◆ Description of the task ◆
Copy out the data below as written; omit any images.

[Begin Provided records]

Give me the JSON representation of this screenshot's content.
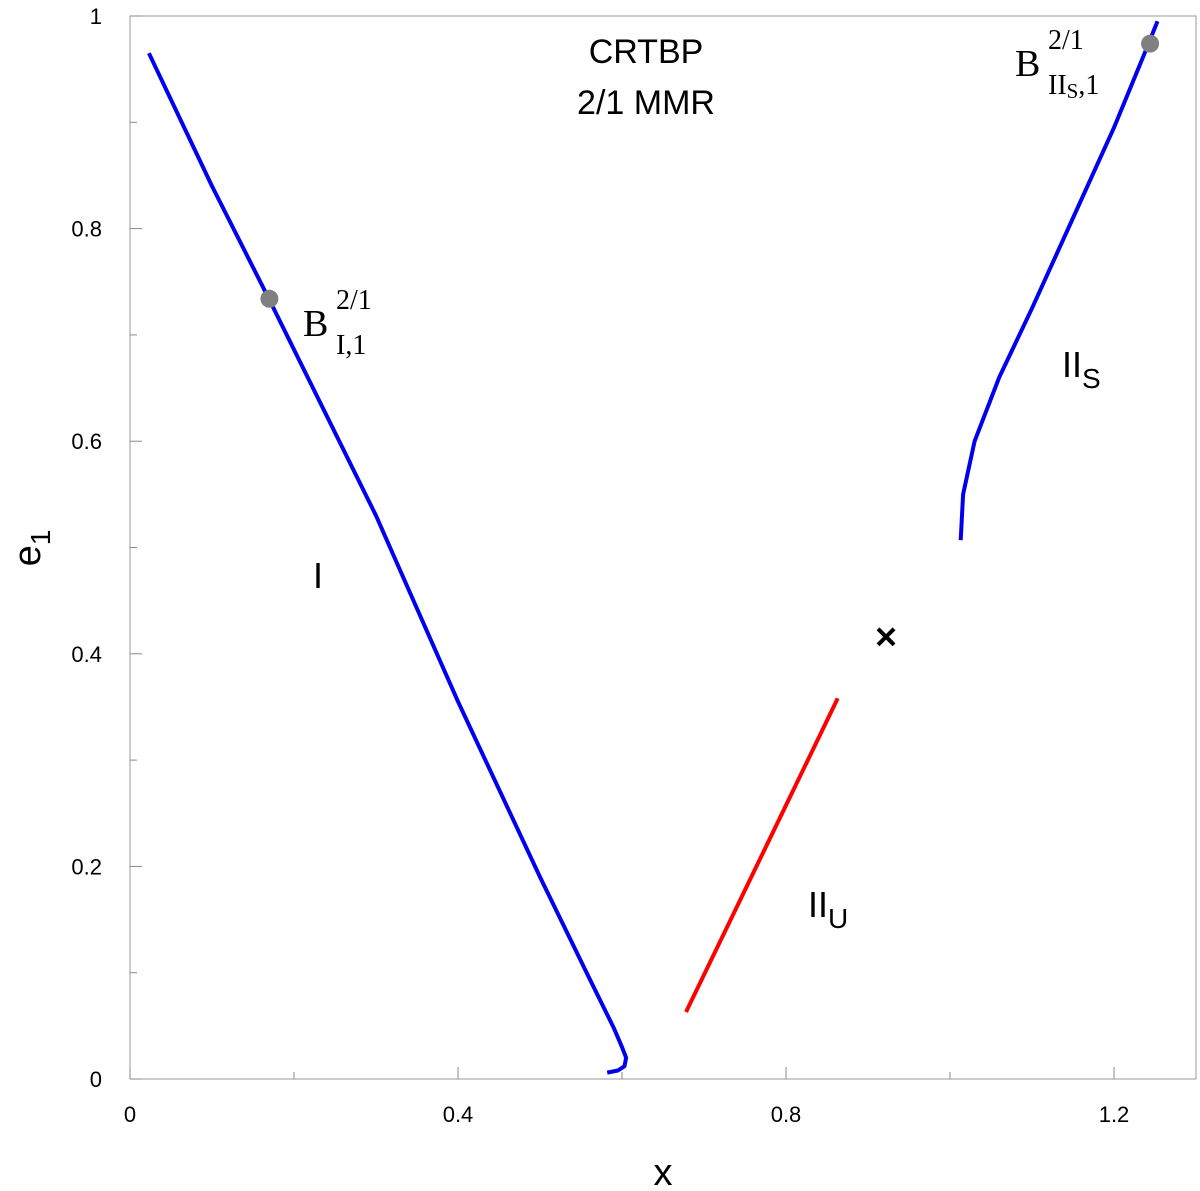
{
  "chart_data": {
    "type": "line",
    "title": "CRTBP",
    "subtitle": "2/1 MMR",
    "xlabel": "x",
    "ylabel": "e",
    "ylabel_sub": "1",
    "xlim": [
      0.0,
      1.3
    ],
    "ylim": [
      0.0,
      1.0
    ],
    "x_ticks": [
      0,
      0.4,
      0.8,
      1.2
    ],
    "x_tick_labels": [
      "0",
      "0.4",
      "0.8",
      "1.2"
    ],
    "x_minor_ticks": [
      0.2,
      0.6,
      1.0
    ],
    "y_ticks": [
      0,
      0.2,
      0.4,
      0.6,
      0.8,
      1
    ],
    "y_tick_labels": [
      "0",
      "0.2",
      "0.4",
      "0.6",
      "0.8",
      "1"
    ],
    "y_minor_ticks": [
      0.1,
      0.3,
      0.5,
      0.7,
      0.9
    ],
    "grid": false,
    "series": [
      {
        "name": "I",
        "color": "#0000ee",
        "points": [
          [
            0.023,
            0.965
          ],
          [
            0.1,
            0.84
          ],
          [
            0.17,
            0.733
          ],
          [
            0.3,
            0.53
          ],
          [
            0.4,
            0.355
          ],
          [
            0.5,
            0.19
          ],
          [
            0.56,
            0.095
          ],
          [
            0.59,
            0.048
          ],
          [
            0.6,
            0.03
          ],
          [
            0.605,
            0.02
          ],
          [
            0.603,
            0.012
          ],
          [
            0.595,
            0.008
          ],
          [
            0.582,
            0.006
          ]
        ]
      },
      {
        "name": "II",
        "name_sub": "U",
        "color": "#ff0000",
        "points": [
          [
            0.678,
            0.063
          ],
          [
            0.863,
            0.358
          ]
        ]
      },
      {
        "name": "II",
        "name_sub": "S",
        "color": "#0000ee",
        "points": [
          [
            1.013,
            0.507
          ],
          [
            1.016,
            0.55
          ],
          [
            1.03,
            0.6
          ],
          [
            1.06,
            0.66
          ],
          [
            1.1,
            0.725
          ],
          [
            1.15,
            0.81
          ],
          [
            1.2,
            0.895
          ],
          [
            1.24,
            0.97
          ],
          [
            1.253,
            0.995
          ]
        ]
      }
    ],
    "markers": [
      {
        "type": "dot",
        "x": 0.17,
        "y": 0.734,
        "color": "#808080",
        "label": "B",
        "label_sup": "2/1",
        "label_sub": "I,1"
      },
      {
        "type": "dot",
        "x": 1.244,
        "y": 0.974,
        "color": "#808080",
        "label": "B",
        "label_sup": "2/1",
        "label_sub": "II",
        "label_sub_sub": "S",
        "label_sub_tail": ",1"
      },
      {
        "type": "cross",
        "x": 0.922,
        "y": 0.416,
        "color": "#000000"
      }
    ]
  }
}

[End Provided records]

◆ Exercise result ◆
Give me the JSON representation of this screenshot's content.
{
  "chart_data": {
    "type": "line",
    "title": "CRTBP",
    "subtitle": "2/1 MMR",
    "xlabel": "x",
    "ylabel": "e",
    "ylabel_sub": "1",
    "xlim": [
      0.0,
      1.3
    ],
    "ylim": [
      0.0,
      1.0
    ],
    "x_ticks": [
      0,
      0.4,
      0.8,
      1.2
    ],
    "x_tick_labels": [
      "0",
      "0.4",
      "0.8",
      "1.2"
    ],
    "x_minor_ticks": [
      0.2,
      0.6,
      1.0
    ],
    "y_ticks": [
      0,
      0.2,
      0.4,
      0.6,
      0.8,
      1
    ],
    "y_tick_labels": [
      "0",
      "0.2",
      "0.4",
      "0.6",
      "0.8",
      "1"
    ],
    "y_minor_ticks": [
      0.1,
      0.3,
      0.5,
      0.7,
      0.9
    ],
    "grid": false,
    "series": [
      {
        "name": "I",
        "color": "#0000ee",
        "points": [
          [
            0.023,
            0.965
          ],
          [
            0.1,
            0.84
          ],
          [
            0.17,
            0.733
          ],
          [
            0.3,
            0.53
          ],
          [
            0.4,
            0.355
          ],
          [
            0.5,
            0.19
          ],
          [
            0.56,
            0.095
          ],
          [
            0.59,
            0.048
          ],
          [
            0.6,
            0.03
          ],
          [
            0.605,
            0.02
          ],
          [
            0.603,
            0.012
          ],
          [
            0.595,
            0.008
          ],
          [
            0.582,
            0.006
          ]
        ]
      },
      {
        "name": "II",
        "name_sub": "U",
        "color": "#ff0000",
        "points": [
          [
            0.678,
            0.063
          ],
          [
            0.863,
            0.358
          ]
        ]
      },
      {
        "name": "II",
        "name_sub": "S",
        "color": "#0000ee",
        "points": [
          [
            1.013,
            0.507
          ],
          [
            1.016,
            0.55
          ],
          [
            1.03,
            0.6
          ],
          [
            1.06,
            0.66
          ],
          [
            1.1,
            0.725
          ],
          [
            1.15,
            0.81
          ],
          [
            1.2,
            0.895
          ],
          [
            1.24,
            0.97
          ],
          [
            1.253,
            0.995
          ]
        ]
      }
    ],
    "markers": [
      {
        "type": "dot",
        "x": 0.17,
        "y": 0.734,
        "color": "#808080",
        "label": "B",
        "label_sup": "2/1",
        "label_sub": "I,1"
      },
      {
        "type": "dot",
        "x": 1.244,
        "y": 0.974,
        "color": "#808080",
        "label": "B",
        "label_sup": "2/1",
        "label_sub": "II",
        "label_sub_sub": "S",
        "label_sub_tail": ",1"
      },
      {
        "type": "cross",
        "x": 0.922,
        "y": 0.416,
        "color": "#000000"
      }
    ]
  }
}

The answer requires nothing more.